## The request
Identify every line containing the word "JSON" and reproduce each one.

(Records from a data collection)
————
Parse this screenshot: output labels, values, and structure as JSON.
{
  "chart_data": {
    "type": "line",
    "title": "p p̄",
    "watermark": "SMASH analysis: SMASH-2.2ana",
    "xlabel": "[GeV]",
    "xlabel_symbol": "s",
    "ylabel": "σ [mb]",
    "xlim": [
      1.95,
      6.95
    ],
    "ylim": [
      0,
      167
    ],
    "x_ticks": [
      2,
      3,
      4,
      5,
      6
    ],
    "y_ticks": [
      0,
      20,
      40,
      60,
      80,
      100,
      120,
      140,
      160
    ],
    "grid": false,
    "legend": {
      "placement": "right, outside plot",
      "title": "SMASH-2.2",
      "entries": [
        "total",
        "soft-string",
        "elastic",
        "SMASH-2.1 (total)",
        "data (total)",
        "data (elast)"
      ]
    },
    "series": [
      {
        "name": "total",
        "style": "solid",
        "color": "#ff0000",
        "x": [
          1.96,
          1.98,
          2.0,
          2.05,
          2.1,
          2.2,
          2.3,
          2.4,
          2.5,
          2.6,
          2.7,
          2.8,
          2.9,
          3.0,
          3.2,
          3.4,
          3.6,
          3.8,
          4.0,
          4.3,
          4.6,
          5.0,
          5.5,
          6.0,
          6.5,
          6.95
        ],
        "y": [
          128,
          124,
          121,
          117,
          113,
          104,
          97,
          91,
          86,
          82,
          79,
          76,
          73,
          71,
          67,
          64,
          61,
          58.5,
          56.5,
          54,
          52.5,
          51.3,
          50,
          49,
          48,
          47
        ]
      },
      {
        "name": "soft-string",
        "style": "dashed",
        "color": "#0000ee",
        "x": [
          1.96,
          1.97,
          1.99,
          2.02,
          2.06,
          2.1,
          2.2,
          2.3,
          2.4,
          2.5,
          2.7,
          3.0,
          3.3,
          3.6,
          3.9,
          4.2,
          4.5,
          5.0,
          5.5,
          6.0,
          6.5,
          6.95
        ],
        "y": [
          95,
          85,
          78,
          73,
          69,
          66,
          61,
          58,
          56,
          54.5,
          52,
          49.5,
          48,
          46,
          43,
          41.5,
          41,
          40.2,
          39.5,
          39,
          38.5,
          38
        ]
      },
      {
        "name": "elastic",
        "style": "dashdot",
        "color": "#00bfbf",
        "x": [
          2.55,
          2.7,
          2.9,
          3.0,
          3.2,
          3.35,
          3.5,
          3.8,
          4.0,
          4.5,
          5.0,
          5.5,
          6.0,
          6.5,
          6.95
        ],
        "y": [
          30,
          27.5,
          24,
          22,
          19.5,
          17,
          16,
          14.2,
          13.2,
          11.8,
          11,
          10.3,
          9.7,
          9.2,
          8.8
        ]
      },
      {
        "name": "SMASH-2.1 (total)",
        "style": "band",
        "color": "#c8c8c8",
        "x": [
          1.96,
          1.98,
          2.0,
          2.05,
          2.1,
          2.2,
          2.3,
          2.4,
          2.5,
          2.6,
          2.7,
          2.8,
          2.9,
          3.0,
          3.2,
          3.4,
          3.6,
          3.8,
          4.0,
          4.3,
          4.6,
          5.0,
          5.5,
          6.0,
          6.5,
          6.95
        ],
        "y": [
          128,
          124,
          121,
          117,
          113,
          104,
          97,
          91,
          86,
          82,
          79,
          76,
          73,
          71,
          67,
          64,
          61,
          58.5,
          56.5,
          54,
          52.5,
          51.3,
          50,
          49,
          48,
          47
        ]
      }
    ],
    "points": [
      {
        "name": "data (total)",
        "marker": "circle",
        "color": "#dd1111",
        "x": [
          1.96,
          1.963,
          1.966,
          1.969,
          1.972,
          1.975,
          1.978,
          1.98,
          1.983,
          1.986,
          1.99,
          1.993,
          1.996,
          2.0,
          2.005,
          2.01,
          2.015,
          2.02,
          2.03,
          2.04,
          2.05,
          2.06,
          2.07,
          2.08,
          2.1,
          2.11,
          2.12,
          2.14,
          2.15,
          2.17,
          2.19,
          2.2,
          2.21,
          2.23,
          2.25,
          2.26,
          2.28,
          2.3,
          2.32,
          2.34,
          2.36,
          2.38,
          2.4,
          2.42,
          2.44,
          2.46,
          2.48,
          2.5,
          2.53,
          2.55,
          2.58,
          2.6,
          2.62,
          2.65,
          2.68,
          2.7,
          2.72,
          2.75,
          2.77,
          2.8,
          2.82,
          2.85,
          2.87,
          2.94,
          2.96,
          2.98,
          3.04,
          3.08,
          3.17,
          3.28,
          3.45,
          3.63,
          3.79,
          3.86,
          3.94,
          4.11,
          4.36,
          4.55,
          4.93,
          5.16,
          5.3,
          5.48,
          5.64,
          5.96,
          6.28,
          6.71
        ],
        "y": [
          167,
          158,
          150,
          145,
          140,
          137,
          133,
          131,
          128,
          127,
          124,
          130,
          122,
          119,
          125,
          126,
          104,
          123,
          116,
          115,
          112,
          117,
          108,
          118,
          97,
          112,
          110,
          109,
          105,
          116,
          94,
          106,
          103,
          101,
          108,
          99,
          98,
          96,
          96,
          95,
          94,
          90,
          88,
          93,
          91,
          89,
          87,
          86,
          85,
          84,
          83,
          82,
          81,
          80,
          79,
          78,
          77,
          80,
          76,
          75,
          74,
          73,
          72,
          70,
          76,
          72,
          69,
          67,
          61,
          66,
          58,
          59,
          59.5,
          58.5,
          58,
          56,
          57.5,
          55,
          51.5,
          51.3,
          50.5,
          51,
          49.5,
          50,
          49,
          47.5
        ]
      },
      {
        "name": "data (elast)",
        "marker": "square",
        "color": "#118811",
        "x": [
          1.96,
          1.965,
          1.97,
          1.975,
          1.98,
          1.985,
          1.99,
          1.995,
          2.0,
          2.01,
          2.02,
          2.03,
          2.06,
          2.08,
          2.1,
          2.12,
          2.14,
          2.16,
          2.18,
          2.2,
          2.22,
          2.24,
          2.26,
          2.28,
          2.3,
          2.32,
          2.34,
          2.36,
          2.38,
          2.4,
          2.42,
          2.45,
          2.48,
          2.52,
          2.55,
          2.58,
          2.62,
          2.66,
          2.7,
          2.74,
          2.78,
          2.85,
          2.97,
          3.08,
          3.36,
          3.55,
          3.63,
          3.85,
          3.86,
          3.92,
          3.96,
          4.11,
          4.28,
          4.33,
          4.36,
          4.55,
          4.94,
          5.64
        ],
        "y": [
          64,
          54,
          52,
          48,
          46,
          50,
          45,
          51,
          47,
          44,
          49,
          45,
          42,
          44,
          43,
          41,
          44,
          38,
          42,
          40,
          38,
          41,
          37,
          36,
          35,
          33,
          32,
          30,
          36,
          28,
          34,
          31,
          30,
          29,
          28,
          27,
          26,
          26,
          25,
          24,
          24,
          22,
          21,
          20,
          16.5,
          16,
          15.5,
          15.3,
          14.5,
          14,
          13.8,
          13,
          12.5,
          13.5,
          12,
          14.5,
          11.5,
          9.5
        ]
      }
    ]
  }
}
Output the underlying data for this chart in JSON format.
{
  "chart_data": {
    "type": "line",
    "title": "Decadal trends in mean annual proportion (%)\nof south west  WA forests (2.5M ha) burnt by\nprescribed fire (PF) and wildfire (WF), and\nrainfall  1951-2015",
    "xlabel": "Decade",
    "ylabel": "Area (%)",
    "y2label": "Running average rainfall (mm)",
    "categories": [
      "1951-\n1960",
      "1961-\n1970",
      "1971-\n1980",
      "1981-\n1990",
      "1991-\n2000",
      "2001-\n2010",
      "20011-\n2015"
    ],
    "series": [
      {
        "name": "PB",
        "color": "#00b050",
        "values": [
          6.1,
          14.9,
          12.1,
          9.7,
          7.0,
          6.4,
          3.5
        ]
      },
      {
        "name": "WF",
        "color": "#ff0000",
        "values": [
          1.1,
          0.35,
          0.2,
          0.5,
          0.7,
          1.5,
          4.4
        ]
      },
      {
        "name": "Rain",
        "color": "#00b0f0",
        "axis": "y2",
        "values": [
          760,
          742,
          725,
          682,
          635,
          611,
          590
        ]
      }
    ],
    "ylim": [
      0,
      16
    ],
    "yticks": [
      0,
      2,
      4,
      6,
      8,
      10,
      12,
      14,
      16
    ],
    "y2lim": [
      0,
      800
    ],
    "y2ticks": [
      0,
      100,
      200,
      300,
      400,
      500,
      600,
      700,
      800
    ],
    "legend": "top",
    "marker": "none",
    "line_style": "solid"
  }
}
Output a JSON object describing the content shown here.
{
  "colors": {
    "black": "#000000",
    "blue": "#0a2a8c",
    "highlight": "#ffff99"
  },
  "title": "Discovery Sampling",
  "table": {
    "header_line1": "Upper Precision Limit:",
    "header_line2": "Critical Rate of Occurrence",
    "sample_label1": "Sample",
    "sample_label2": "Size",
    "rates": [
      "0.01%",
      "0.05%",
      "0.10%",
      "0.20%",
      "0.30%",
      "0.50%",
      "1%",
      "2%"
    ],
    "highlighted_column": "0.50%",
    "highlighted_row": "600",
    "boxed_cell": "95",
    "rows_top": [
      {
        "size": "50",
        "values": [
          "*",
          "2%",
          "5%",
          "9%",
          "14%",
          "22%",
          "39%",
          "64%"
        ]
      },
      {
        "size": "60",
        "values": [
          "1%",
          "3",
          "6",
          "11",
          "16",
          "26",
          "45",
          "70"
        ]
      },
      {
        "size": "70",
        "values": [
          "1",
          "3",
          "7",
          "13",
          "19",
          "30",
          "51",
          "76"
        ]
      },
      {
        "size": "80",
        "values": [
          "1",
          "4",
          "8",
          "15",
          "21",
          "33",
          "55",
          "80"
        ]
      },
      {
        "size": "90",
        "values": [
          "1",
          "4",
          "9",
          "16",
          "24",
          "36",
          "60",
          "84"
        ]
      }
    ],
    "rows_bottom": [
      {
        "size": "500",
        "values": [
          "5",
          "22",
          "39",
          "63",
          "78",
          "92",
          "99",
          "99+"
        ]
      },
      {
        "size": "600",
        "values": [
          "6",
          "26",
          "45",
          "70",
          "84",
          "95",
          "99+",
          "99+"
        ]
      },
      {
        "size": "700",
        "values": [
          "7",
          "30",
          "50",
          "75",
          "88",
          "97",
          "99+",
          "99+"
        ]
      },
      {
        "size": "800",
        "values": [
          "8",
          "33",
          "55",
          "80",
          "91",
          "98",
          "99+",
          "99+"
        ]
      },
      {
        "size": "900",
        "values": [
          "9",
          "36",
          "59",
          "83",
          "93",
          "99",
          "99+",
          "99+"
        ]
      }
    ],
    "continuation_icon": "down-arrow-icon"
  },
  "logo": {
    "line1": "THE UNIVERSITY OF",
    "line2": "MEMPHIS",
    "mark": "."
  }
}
————
## Exercise response
Parse this screenshot: output labels, values, and structure as JSON.
Output the underlying data for this chart in JSON format.
Output a JSON object describing the content shown here.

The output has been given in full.